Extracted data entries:

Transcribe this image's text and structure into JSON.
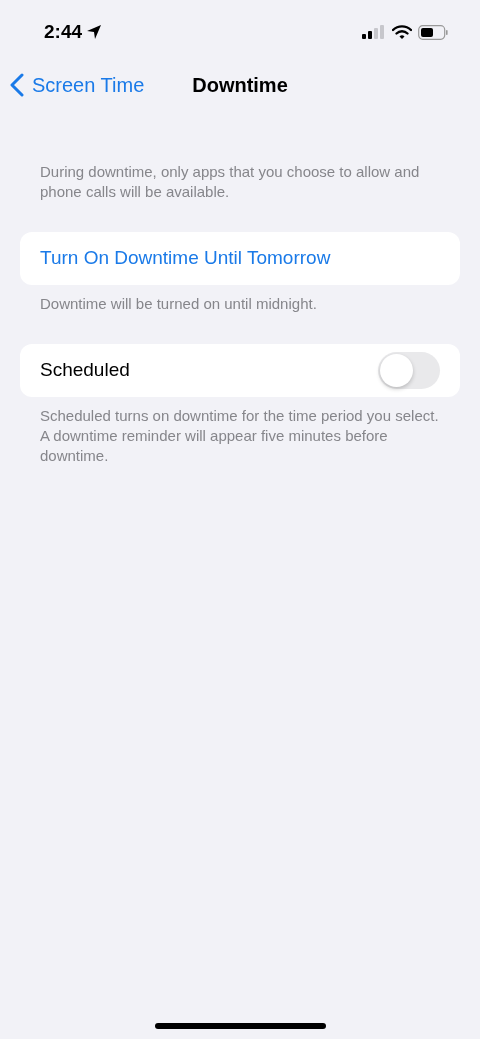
{
  "status_bar": {
    "time": "2:44"
  },
  "nav": {
    "back": "Screen Time",
    "title": "Downtime"
  },
  "intro": "During downtime, only apps that you choose to allow and phone calls will be available.",
  "sections": [
    {
      "kind": "action",
      "label": "Turn On Downtime Until Tomorrow",
      "footer": "Downtime will be turned on until midnight."
    },
    {
      "kind": "toggle",
      "label": "Scheduled",
      "on": false,
      "footer": "Scheduled turns on downtime for the time period you select. A downtime reminder will appear five minutes before downtime."
    }
  ]
}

> _Task to complete_
Copy the records exactly. Skip the pictures.

> _Full output_
Transcribe this image's text and structure into JSON.
{
  "status_bar": {
    "time": "2:44"
  },
  "nav": {
    "back": "Screen Time",
    "title": "Downtime"
  },
  "intro": "During downtime, only apps that you choose to allow and phone calls will be available.",
  "sections": [
    {
      "kind": "action",
      "label": "Turn On Downtime Until Tomorrow",
      "footer": "Downtime will be turned on until midnight."
    },
    {
      "kind": "toggle",
      "label": "Scheduled",
      "on": false,
      "footer": "Scheduled turns on downtime for the time period you select. A downtime reminder will appear five minutes before downtime."
    }
  ]
}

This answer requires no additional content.